* **Required work**: Gather all lines in the records below that include the word "true".

* **Data section**:
====

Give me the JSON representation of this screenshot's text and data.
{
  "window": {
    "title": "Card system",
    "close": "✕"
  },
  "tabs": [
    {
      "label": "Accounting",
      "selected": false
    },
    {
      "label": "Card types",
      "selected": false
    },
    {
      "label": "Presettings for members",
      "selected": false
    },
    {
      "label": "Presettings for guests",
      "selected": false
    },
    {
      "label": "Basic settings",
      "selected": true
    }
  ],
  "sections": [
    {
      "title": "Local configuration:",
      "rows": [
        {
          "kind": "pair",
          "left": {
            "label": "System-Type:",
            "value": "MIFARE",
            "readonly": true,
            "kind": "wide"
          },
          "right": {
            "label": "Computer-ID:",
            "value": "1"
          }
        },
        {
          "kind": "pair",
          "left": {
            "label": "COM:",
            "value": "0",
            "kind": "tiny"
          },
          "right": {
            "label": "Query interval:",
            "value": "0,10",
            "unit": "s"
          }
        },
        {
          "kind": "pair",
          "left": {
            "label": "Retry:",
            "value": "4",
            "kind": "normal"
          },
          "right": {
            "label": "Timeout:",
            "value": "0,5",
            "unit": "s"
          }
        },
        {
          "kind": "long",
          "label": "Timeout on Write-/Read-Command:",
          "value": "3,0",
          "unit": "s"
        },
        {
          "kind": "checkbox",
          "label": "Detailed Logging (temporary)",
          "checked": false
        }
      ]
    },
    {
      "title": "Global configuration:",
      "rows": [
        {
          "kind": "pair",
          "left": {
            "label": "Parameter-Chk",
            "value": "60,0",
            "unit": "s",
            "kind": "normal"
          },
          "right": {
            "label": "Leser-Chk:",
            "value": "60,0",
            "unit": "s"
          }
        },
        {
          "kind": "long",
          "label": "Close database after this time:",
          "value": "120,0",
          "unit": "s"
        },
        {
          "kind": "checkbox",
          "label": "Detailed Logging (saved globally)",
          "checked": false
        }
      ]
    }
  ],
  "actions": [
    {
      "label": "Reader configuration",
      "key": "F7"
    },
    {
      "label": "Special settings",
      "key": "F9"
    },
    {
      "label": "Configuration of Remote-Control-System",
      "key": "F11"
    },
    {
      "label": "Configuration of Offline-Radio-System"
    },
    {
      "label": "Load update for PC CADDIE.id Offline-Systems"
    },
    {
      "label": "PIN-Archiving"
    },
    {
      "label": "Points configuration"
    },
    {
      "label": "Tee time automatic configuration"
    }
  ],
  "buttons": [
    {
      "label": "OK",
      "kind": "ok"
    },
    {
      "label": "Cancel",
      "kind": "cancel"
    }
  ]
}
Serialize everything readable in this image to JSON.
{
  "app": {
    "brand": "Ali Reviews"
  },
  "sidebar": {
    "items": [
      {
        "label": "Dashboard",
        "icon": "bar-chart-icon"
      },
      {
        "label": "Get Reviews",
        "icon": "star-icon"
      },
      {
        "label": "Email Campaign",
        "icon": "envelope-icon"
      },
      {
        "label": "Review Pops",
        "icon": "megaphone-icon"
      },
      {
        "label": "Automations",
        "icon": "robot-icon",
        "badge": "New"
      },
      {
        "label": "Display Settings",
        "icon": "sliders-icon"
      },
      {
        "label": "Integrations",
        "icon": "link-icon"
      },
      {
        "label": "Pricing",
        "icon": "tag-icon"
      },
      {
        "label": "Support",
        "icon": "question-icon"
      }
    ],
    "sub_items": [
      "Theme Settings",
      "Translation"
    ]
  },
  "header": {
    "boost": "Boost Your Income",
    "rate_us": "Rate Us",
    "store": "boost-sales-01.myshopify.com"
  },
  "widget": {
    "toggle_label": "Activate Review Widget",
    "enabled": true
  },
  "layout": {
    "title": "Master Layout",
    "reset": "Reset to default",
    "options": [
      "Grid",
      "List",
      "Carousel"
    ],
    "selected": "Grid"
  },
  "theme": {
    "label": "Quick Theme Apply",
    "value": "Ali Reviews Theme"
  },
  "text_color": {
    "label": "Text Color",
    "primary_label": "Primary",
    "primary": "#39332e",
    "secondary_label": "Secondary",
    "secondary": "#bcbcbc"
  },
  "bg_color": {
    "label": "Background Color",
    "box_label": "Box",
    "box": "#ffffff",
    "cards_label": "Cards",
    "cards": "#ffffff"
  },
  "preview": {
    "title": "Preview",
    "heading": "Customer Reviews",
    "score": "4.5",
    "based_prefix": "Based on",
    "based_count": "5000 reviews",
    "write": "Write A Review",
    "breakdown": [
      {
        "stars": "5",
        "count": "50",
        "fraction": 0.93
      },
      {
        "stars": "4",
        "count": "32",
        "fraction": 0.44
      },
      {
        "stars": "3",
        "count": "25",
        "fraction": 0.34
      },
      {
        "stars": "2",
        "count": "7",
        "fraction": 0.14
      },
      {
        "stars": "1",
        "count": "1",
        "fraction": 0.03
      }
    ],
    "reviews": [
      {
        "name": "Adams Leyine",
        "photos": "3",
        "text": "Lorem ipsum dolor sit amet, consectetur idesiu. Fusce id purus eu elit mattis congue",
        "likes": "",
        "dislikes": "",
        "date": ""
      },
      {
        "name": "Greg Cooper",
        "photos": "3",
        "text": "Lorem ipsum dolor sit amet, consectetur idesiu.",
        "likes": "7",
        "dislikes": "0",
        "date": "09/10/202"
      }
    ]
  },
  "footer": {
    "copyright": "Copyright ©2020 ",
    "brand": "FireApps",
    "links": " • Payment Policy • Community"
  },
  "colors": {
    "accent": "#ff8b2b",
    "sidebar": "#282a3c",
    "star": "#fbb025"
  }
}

====

* **Correct answer**:
      "selected": true
            "readonly": true,
    "enabled": true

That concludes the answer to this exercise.